- _Given task_
Return each line that holds the word "lokalizacji".

- _Stored records_

begin

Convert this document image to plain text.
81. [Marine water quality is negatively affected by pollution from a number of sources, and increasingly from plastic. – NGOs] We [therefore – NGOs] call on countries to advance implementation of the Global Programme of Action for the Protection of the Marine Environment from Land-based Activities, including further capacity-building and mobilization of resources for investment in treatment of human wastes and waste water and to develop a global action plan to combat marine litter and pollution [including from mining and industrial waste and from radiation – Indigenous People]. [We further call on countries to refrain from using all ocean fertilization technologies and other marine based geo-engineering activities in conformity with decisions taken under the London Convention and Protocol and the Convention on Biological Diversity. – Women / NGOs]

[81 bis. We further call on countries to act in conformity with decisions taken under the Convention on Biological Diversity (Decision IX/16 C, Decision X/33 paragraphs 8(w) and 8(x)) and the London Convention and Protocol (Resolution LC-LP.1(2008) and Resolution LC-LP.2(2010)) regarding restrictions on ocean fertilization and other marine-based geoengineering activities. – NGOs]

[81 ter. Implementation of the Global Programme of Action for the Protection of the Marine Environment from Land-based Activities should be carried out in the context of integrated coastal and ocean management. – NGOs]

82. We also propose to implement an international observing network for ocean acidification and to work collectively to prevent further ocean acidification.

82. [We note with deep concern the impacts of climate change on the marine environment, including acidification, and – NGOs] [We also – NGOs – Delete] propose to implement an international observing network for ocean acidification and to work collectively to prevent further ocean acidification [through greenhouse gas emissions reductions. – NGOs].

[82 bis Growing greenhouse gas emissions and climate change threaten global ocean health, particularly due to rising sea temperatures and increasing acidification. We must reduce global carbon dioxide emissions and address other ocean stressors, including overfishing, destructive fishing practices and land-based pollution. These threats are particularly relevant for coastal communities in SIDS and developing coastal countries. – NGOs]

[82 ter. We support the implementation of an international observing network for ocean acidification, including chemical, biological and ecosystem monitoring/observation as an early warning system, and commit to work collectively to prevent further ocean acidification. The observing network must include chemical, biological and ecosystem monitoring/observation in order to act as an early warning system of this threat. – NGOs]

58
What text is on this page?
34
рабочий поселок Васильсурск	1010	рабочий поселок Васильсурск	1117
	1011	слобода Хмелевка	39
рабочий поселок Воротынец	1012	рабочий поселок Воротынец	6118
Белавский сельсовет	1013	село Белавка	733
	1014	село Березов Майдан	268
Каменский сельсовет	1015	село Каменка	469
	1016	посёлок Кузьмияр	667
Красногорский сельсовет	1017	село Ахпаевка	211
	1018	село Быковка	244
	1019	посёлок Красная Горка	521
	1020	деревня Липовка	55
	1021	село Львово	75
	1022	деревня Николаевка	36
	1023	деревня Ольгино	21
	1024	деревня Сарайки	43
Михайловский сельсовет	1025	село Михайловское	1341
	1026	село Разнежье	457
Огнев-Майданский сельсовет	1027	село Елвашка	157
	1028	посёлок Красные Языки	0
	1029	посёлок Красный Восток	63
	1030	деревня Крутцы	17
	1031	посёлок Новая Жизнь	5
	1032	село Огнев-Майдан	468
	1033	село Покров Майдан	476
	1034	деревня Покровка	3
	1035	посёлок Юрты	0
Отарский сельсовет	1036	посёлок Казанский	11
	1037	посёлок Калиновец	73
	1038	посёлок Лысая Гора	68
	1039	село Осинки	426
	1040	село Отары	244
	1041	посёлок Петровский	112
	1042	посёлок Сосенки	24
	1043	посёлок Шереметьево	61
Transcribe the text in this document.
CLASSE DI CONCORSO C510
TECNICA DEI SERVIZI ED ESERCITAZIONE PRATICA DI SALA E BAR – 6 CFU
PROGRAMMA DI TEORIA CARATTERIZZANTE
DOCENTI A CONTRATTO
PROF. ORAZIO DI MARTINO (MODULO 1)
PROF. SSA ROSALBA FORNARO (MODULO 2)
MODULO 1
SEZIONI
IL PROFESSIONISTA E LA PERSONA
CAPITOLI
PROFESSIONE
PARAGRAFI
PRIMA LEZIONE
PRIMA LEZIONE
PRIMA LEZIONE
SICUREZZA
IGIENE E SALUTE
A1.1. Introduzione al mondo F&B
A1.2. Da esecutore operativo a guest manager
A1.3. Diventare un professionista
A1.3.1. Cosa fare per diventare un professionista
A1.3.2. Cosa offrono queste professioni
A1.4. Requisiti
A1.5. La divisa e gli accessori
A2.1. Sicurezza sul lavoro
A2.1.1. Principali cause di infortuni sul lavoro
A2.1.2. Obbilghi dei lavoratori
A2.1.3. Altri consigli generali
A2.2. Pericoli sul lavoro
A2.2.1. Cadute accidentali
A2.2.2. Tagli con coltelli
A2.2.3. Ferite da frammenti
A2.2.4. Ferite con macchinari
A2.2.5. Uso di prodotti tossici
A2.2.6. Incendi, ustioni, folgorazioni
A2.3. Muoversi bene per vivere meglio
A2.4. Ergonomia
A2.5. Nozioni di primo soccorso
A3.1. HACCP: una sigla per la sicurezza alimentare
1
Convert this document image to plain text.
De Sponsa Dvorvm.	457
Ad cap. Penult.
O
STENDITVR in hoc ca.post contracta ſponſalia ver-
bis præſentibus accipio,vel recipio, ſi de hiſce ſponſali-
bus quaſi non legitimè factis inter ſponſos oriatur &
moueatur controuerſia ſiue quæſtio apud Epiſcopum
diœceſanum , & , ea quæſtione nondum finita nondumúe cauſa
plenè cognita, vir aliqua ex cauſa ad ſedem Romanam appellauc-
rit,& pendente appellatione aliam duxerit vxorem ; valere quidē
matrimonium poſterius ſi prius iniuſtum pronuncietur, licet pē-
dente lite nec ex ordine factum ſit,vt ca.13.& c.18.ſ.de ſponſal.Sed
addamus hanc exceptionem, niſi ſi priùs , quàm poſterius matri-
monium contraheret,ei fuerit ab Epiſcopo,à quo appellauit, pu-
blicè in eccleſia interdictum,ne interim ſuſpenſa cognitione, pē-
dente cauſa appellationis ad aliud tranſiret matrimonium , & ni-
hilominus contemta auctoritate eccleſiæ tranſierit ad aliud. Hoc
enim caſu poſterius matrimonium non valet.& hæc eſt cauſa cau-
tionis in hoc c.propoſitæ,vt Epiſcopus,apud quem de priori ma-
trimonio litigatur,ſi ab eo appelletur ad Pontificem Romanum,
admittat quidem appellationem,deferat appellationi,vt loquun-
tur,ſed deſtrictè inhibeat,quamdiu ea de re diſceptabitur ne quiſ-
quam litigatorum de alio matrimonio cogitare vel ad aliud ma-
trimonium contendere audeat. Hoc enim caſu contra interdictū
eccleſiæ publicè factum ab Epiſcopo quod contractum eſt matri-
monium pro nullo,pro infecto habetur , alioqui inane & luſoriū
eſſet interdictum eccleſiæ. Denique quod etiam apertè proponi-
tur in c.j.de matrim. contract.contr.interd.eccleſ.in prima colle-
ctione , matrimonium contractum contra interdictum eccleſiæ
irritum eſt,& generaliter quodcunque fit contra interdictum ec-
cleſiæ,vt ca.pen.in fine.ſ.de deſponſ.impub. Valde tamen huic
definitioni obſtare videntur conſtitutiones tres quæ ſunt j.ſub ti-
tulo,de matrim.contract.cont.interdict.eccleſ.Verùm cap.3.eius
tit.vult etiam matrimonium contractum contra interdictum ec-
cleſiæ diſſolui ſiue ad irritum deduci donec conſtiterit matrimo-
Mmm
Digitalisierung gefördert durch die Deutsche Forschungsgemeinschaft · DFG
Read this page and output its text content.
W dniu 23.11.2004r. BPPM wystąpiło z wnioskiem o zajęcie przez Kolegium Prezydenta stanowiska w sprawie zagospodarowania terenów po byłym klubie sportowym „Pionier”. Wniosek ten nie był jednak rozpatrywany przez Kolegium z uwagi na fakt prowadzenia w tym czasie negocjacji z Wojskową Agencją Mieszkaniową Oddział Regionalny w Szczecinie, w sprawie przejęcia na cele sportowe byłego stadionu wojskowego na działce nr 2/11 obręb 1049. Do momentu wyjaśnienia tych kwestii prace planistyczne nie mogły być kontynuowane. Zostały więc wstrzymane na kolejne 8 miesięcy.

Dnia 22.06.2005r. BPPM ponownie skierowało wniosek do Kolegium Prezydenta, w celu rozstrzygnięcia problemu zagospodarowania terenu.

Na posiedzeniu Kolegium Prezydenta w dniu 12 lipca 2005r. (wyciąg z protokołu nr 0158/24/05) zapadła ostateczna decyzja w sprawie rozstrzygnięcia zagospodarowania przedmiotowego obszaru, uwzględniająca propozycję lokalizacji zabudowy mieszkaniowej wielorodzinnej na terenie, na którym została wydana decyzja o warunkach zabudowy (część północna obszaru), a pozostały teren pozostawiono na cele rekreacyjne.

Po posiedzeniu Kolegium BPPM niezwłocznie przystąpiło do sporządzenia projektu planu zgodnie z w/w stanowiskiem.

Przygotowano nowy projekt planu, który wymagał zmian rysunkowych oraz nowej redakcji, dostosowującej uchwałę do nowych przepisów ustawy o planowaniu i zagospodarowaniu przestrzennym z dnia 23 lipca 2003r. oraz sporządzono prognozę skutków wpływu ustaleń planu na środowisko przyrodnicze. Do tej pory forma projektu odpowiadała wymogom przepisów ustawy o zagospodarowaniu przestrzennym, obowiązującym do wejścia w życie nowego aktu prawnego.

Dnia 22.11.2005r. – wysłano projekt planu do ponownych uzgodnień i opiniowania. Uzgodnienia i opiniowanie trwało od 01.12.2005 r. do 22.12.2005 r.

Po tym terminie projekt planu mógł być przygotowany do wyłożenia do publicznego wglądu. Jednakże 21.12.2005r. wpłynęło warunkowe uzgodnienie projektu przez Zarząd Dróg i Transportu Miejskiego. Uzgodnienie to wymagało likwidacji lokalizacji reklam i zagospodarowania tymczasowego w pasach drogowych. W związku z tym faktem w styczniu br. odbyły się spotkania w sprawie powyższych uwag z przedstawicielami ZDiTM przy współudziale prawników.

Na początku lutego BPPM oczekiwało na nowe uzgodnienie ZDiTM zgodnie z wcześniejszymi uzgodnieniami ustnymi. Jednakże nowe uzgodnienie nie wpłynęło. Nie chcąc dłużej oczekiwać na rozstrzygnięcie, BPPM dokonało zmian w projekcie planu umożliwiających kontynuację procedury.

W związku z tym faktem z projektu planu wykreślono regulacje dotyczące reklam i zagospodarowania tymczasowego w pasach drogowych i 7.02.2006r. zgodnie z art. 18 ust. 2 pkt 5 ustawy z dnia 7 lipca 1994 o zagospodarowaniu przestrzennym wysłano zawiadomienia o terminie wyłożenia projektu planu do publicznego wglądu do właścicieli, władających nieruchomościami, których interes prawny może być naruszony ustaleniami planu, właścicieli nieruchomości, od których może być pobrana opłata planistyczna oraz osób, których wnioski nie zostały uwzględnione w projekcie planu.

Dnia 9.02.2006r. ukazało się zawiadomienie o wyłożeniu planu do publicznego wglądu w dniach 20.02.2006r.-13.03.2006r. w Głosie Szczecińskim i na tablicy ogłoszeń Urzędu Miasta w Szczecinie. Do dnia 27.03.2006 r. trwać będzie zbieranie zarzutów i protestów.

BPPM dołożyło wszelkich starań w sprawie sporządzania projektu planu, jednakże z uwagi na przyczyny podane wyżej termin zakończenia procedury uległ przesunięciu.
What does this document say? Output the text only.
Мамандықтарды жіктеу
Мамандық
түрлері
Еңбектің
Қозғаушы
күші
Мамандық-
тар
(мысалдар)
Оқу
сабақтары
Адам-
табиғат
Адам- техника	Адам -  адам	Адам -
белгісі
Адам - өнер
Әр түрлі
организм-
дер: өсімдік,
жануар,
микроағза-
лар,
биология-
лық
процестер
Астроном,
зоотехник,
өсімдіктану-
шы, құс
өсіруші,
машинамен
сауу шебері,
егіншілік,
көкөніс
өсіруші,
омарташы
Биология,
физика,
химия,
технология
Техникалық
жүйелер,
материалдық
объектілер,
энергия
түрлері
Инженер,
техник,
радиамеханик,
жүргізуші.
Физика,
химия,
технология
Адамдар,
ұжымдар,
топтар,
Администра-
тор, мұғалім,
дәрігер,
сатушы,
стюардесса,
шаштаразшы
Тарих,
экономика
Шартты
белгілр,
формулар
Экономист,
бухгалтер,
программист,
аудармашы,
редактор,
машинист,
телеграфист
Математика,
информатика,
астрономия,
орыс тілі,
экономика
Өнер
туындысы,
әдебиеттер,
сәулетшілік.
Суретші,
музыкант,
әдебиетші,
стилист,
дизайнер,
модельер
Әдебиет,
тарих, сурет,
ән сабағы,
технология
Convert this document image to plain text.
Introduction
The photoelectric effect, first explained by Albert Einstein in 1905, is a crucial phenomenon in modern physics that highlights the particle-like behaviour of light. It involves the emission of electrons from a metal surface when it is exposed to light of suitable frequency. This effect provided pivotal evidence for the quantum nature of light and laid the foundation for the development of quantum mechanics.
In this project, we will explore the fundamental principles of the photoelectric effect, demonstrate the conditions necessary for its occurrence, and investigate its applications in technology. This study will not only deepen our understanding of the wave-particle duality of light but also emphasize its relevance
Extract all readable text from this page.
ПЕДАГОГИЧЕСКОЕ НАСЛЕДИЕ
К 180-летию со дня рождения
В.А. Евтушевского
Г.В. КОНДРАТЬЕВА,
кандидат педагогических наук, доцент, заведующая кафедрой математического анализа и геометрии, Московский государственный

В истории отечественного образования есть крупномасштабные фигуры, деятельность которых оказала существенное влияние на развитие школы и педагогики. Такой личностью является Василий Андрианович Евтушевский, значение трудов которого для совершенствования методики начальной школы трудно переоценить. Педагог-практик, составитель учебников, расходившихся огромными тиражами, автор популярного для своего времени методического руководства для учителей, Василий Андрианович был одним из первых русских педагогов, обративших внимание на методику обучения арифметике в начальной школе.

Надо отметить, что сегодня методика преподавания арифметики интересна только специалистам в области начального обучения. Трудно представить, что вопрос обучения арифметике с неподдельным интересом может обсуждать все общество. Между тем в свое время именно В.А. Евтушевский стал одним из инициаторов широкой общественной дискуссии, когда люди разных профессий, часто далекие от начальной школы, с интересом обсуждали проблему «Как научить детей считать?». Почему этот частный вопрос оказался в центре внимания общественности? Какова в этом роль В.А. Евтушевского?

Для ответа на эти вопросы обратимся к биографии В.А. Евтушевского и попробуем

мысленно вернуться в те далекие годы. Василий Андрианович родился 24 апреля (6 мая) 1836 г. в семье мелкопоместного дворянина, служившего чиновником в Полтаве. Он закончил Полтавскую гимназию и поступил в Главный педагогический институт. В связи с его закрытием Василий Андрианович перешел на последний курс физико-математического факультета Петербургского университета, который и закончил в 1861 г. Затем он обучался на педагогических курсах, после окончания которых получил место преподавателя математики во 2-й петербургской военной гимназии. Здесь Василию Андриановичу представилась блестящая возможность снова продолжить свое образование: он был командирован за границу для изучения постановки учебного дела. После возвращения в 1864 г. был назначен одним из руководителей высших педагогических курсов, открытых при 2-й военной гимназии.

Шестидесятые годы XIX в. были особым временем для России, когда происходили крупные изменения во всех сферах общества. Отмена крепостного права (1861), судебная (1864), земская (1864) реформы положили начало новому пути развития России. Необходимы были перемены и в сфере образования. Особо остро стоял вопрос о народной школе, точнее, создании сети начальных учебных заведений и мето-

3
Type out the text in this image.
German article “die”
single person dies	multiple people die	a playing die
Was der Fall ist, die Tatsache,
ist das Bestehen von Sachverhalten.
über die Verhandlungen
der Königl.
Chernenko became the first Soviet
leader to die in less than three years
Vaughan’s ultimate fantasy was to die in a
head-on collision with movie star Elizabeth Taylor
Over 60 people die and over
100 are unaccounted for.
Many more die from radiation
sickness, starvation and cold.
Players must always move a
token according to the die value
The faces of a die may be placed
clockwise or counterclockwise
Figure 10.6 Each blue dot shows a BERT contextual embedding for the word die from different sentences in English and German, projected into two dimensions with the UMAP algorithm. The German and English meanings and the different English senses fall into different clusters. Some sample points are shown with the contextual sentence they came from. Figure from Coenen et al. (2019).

end

- _Solution for this task_
Na posiedzeniu Kolegium Prezydenta w dniu 12 lipca 2005r. (wyciąg z protokołu nr 0158/24/05) zapadła ostateczna decyzja w sprawie rozstrzygnięcia zagospodarowania przedmiotowego obszaru, uwzględniająca propozycję lokalizacji zabudowy mieszkaniowej wielorodzinnej na terenie, na którym została wydana decyzja o warunkach zabudowy (część północna obszaru), a pozostały teren pozostawiono na cele rekreacyjne.
Po tym terminie projekt planu mógł być przygotowany do wyłożenia do publicznego wglądu. Jednakże 21.12.2005r. wpłynęło warunkowe uzgodnienie projektu przez Zarząd Dróg i Transportu Miejskiego. Uzgodnienie to wymagało likwidacji lokalizacji reklam i zagospodarowania tymczasowego w pasach drogowych. W związku z tym faktem w styczniu br. odbyły się spotkania w sprawie powyższych uwag z przedstawicielami ZDiTM przy współudziale prawników.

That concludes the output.